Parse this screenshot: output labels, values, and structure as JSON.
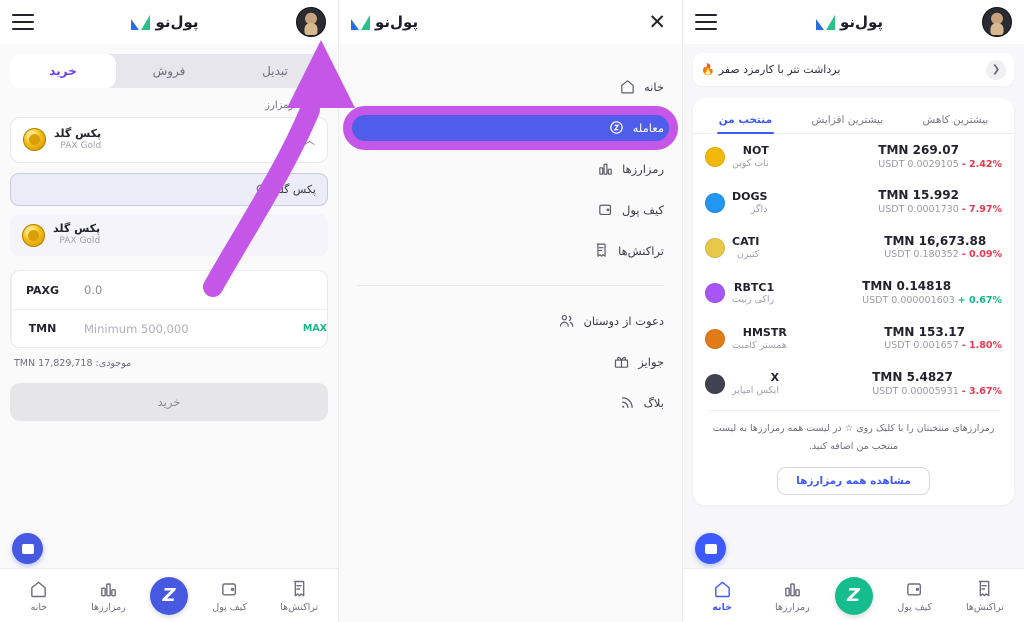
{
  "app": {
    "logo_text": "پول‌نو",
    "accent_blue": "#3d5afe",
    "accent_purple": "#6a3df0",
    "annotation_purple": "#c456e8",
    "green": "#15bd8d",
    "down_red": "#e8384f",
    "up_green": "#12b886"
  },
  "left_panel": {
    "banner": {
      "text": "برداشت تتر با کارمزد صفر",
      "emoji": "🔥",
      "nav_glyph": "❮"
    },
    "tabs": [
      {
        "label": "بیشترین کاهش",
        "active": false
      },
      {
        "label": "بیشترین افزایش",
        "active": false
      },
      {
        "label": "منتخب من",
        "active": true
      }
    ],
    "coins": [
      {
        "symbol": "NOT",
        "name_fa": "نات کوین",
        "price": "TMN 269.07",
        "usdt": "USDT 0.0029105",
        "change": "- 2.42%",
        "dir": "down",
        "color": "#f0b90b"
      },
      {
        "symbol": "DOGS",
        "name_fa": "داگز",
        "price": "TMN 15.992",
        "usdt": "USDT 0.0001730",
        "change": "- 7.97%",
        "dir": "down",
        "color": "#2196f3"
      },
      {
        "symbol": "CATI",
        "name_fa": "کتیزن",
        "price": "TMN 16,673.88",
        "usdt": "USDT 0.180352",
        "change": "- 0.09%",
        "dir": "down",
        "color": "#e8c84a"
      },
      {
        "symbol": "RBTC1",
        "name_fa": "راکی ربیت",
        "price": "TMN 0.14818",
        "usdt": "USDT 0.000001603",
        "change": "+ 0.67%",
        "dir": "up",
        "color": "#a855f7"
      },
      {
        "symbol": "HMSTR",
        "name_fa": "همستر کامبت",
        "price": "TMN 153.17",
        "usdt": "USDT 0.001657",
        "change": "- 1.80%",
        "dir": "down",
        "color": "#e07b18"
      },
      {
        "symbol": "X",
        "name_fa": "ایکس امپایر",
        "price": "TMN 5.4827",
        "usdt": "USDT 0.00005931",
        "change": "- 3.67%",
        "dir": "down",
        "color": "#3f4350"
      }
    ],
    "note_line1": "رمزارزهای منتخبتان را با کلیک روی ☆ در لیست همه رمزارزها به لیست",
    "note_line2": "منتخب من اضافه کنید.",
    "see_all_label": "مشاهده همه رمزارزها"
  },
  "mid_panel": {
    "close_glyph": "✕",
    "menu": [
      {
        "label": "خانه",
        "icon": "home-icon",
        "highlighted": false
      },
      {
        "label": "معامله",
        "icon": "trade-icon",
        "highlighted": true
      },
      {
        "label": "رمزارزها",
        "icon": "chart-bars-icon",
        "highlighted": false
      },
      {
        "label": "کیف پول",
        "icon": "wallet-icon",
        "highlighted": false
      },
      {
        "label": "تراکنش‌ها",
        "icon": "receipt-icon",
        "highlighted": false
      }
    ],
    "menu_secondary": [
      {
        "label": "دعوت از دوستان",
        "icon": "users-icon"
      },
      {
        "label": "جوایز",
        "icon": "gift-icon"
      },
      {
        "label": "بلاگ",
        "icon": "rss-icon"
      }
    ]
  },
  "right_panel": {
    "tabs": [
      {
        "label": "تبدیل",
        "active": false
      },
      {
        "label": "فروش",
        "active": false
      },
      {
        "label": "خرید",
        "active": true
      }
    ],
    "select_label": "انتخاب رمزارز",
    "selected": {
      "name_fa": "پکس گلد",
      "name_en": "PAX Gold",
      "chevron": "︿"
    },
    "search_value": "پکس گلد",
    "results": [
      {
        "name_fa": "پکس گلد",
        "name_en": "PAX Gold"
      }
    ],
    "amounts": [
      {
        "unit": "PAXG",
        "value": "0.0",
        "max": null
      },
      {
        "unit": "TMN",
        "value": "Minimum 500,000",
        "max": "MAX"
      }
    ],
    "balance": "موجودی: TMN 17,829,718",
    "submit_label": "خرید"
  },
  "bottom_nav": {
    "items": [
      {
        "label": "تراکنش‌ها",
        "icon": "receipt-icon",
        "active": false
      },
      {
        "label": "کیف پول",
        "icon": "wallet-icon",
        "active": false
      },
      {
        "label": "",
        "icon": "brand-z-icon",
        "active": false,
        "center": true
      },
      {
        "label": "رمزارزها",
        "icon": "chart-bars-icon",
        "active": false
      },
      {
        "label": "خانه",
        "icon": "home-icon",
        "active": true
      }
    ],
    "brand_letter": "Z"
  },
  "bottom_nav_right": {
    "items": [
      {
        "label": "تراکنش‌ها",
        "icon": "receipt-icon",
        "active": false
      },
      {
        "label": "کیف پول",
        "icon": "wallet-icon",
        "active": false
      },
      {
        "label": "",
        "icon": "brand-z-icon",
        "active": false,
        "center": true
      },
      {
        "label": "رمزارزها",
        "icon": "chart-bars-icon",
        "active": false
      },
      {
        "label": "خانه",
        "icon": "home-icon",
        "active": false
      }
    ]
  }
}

- [Do this]:
Leave out the pictures and reproduce the rest of the listing exactly.

- [The answer]:
Parse this screenshot: output labels, values, and structure as JSON.
{
  "app": {
    "logo_text": "پول‌نو",
    "accent_blue": "#3d5afe",
    "accent_purple": "#6a3df0",
    "annotation_purple": "#c456e8",
    "green": "#15bd8d",
    "down_red": "#e8384f",
    "up_green": "#12b886"
  },
  "left_panel": {
    "banner": {
      "text": "برداشت تتر با کارمزد صفر",
      "emoji": "🔥",
      "nav_glyph": "❮"
    },
    "tabs": [
      {
        "label": "بیشترین کاهش",
        "active": false
      },
      {
        "label": "بیشترین افزایش",
        "active": false
      },
      {
        "label": "منتخب من",
        "active": true
      }
    ],
    "coins": [
      {
        "symbol": "NOT",
        "name_fa": "نات کوین",
        "price": "TMN 269.07",
        "usdt": "USDT 0.0029105",
        "change": "- 2.42%",
        "dir": "down",
        "color": "#f0b90b"
      },
      {
        "symbol": "DOGS",
        "name_fa": "داگز",
        "price": "TMN 15.992",
        "usdt": "USDT 0.0001730",
        "change": "- 7.97%",
        "dir": "down",
        "color": "#2196f3"
      },
      {
        "symbol": "CATI",
        "name_fa": "کتیزن",
        "price": "TMN 16,673.88",
        "usdt": "USDT 0.180352",
        "change": "- 0.09%",
        "dir": "down",
        "color": "#e8c84a"
      },
      {
        "symbol": "RBTC1",
        "name_fa": "راکی ربیت",
        "price": "TMN 0.14818",
        "usdt": "USDT 0.000001603",
        "change": "+ 0.67%",
        "dir": "up",
        "color": "#a855f7"
      },
      {
        "symbol": "HMSTR",
        "name_fa": "همستر کامبت",
        "price": "TMN 153.17",
        "usdt": "USDT 0.001657",
        "change": "- 1.80%",
        "dir": "down",
        "color": "#e07b18"
      },
      {
        "symbol": "X",
        "name_fa": "ایکس امپایر",
        "price": "TMN 5.4827",
        "usdt": "USDT 0.00005931",
        "change": "- 3.67%",
        "dir": "down",
        "color": "#3f4350"
      }
    ],
    "note_line1": "رمزارزهای منتخبتان را با کلیک روی ☆ در لیست همه رمزارزها به لیست",
    "note_line2": "منتخب من اضافه کنید.",
    "see_all_label": "مشاهده همه رمزارزها"
  },
  "mid_panel": {
    "close_glyph": "✕",
    "menu": [
      {
        "label": "خانه",
        "icon": "home-icon",
        "highlighted": false
      },
      {
        "label": "معامله",
        "icon": "trade-icon",
        "highlighted": true
      },
      {
        "label": "رمزارزها",
        "icon": "chart-bars-icon",
        "highlighted": false
      },
      {
        "label": "کیف پول",
        "icon": "wallet-icon",
        "highlighted": false
      },
      {
        "label": "تراکنش‌ها",
        "icon": "receipt-icon",
        "highlighted": false
      }
    ],
    "menu_secondary": [
      {
        "label": "دعوت از دوستان",
        "icon": "users-icon"
      },
      {
        "label": "جوایز",
        "icon": "gift-icon"
      },
      {
        "label": "بلاگ",
        "icon": "rss-icon"
      }
    ]
  },
  "right_panel": {
    "tabs": [
      {
        "label": "تبدیل",
        "active": false
      },
      {
        "label": "فروش",
        "active": false
      },
      {
        "label": "خرید",
        "active": true
      }
    ],
    "select_label": "انتخاب رمزارز",
    "selected": {
      "name_fa": "پکس گلد",
      "name_en": "PAX Gold",
      "chevron": "︿"
    },
    "search_value": "پکس گلد",
    "results": [
      {
        "name_fa": "پکس گلد",
        "name_en": "PAX Gold"
      }
    ],
    "amounts": [
      {
        "unit": "PAXG",
        "value": "0.0",
        "max": null
      },
      {
        "unit": "TMN",
        "value": "Minimum 500,000",
        "max": "MAX"
      }
    ],
    "balance": "موجودی: TMN 17,829,718",
    "submit_label": "خرید"
  },
  "bottom_nav": {
    "items": [
      {
        "label": "تراکنش‌ها",
        "icon": "receipt-icon",
        "active": false
      },
      {
        "label": "کیف پول",
        "icon": "wallet-icon",
        "active": false
      },
      {
        "label": "",
        "icon": "brand-z-icon",
        "active": false,
        "center": true
      },
      {
        "label": "رمزارزها",
        "icon": "chart-bars-icon",
        "active": false
      },
      {
        "label": "خانه",
        "icon": "home-icon",
        "active": true
      }
    ],
    "brand_letter": "Z"
  },
  "bottom_nav_right": {
    "items": [
      {
        "label": "تراکنش‌ها",
        "icon": "receipt-icon",
        "active": false
      },
      {
        "label": "کیف پول",
        "icon": "wallet-icon",
        "active": false
      },
      {
        "label": "",
        "icon": "brand-z-icon",
        "active": false,
        "center": true
      },
      {
        "label": "رمزارزها",
        "icon": "chart-bars-icon",
        "active": false
      },
      {
        "label": "خانه",
        "icon": "home-icon",
        "active": false
      }
    ]
  }
}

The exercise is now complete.